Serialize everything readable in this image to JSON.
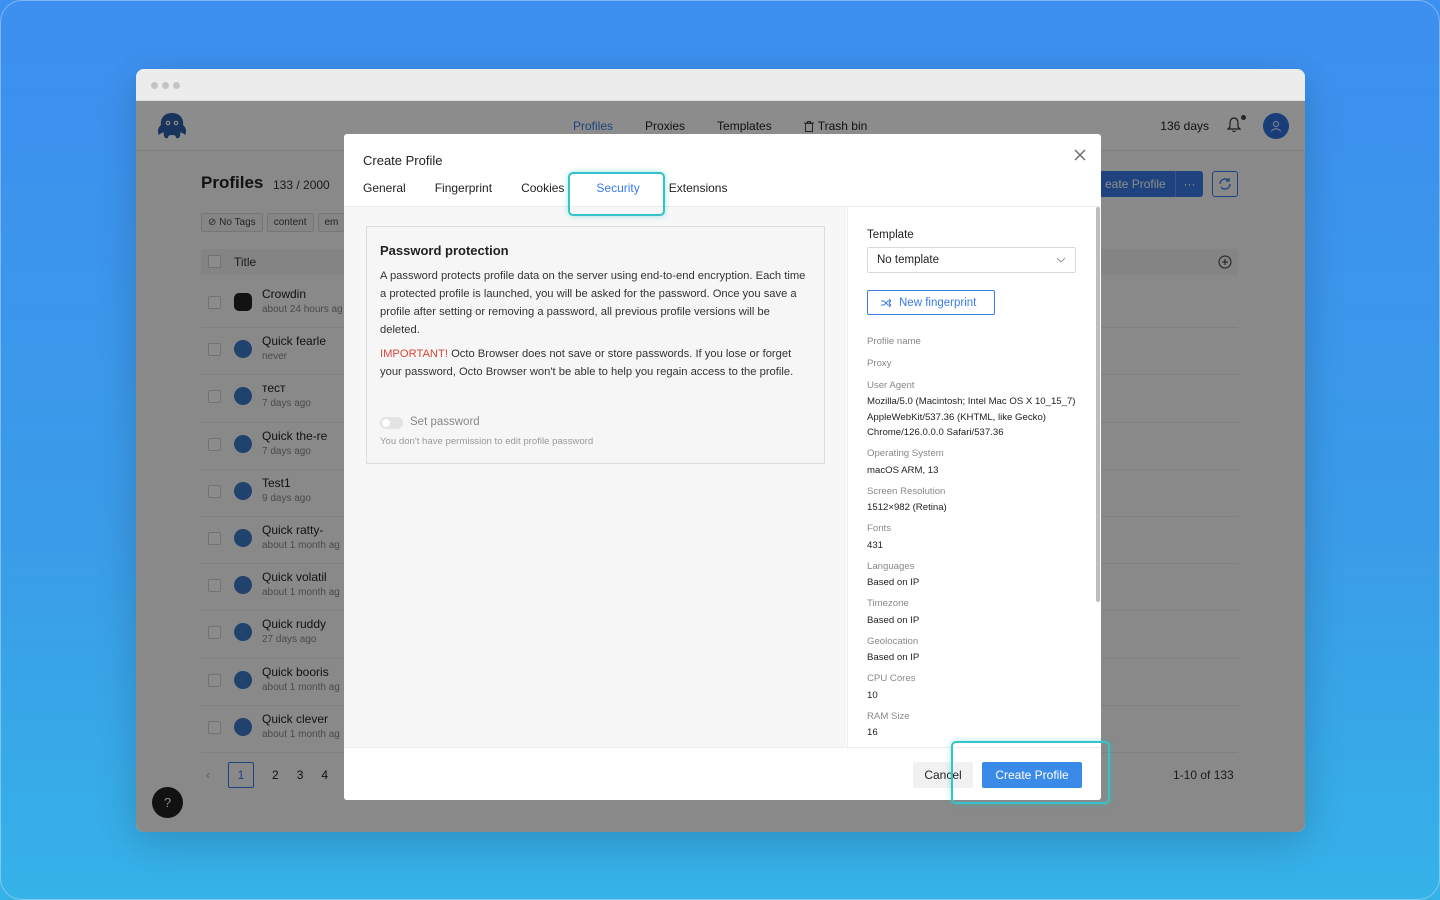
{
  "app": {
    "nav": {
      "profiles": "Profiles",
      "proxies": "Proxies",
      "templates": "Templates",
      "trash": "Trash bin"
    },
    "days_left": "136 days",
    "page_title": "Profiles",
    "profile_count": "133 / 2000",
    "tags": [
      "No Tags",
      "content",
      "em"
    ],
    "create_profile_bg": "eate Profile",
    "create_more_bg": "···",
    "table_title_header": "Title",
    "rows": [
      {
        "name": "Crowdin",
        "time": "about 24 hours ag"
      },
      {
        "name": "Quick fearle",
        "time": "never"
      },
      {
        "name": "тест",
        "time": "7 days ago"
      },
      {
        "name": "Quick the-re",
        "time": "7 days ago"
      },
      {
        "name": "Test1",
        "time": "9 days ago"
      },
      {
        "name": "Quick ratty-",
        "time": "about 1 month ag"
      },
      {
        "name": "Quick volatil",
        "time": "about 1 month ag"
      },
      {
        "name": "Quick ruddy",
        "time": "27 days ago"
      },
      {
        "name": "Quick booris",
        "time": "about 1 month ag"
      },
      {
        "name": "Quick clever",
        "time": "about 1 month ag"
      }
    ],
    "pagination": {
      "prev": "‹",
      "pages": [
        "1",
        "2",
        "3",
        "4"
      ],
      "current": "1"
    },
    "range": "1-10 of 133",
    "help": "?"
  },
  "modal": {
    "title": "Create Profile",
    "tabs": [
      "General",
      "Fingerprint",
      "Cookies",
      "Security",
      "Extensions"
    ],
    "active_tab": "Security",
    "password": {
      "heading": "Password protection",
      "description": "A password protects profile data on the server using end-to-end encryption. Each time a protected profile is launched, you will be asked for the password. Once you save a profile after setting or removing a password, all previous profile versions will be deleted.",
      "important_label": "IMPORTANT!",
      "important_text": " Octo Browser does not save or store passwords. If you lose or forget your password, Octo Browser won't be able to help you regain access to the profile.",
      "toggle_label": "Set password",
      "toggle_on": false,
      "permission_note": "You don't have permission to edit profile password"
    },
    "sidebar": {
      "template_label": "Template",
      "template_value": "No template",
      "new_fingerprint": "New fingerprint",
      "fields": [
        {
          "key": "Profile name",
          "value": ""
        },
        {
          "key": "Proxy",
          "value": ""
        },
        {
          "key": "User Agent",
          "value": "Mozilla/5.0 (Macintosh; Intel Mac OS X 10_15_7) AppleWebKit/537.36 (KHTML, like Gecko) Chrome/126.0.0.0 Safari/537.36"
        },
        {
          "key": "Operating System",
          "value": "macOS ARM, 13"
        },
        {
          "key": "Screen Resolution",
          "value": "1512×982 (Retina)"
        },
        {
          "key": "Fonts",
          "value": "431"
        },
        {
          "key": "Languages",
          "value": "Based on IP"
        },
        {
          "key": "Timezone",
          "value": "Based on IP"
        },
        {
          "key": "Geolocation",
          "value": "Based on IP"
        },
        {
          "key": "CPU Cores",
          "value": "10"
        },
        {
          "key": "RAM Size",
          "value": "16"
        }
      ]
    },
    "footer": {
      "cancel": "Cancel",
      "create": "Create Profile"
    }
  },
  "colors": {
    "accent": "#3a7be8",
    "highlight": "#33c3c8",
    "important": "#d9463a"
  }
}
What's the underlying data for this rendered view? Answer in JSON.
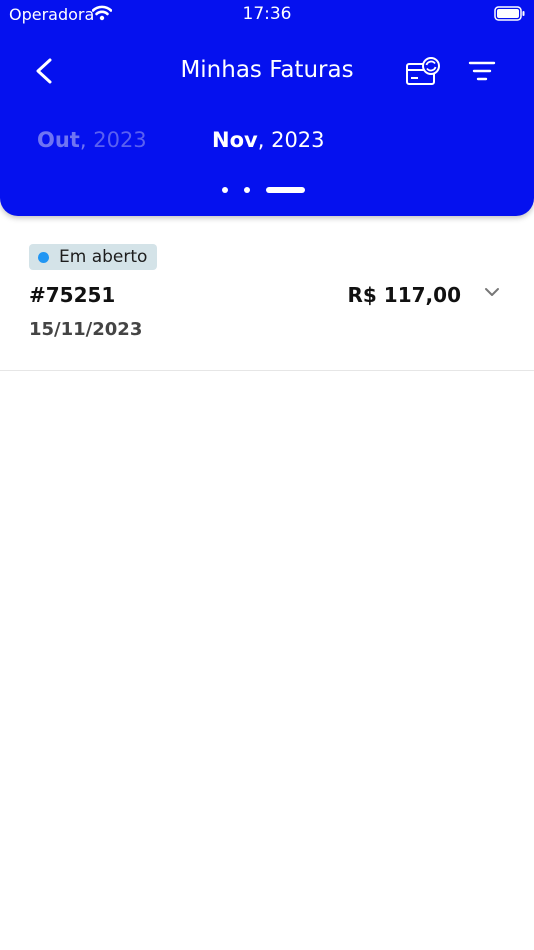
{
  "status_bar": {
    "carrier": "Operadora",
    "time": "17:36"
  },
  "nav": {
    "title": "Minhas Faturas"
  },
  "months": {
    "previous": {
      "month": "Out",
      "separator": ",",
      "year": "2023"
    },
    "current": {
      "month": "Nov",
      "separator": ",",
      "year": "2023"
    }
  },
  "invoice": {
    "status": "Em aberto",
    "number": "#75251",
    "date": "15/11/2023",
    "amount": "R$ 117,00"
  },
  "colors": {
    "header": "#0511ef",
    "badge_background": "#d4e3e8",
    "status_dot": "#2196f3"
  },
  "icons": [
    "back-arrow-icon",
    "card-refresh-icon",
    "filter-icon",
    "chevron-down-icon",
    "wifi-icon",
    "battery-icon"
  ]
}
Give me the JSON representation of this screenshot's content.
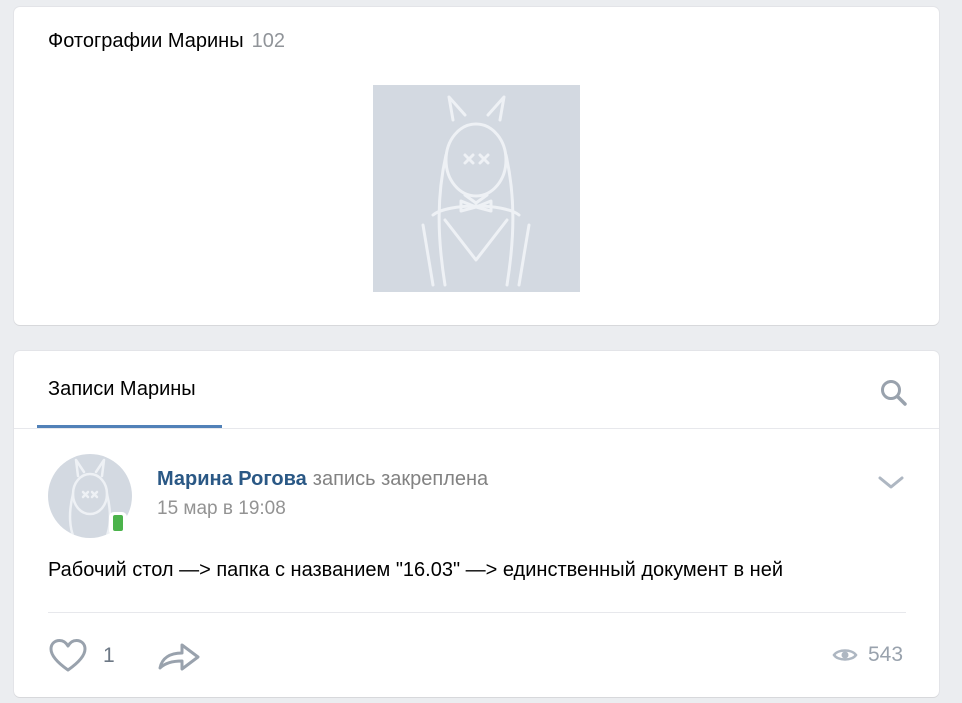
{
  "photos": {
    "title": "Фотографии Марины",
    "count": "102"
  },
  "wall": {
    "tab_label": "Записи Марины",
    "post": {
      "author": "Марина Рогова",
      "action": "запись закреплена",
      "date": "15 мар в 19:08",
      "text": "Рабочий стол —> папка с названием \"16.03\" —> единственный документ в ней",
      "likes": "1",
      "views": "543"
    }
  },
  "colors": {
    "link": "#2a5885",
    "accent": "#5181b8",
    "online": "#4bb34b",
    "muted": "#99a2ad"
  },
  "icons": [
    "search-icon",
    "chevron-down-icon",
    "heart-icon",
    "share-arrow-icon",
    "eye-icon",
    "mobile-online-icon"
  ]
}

**********

§ Given exercise: Starting at the line that contains "Give me the", please write out every line to the end of the entries, inclusive, copied exactly and with pictures omitted.

§ Exercise answer:
Give me the JSON representation of this screenshot's content.
{
  "photos": {
    "title": "Фотографии Марины",
    "count": "102"
  },
  "wall": {
    "tab_label": "Записи Марины",
    "post": {
      "author": "Марина Рогова",
      "action": "запись закреплена",
      "date": "15 мар в 19:08",
      "text": "Рабочий стол —> папка с названием \"16.03\" —> единственный документ в ней",
      "likes": "1",
      "views": "543"
    }
  },
  "colors": {
    "link": "#2a5885",
    "accent": "#5181b8",
    "online": "#4bb34b",
    "muted": "#99a2ad"
  },
  "icons": [
    "search-icon",
    "chevron-down-icon",
    "heart-icon",
    "share-arrow-icon",
    "eye-icon",
    "mobile-online-icon"
  ]
}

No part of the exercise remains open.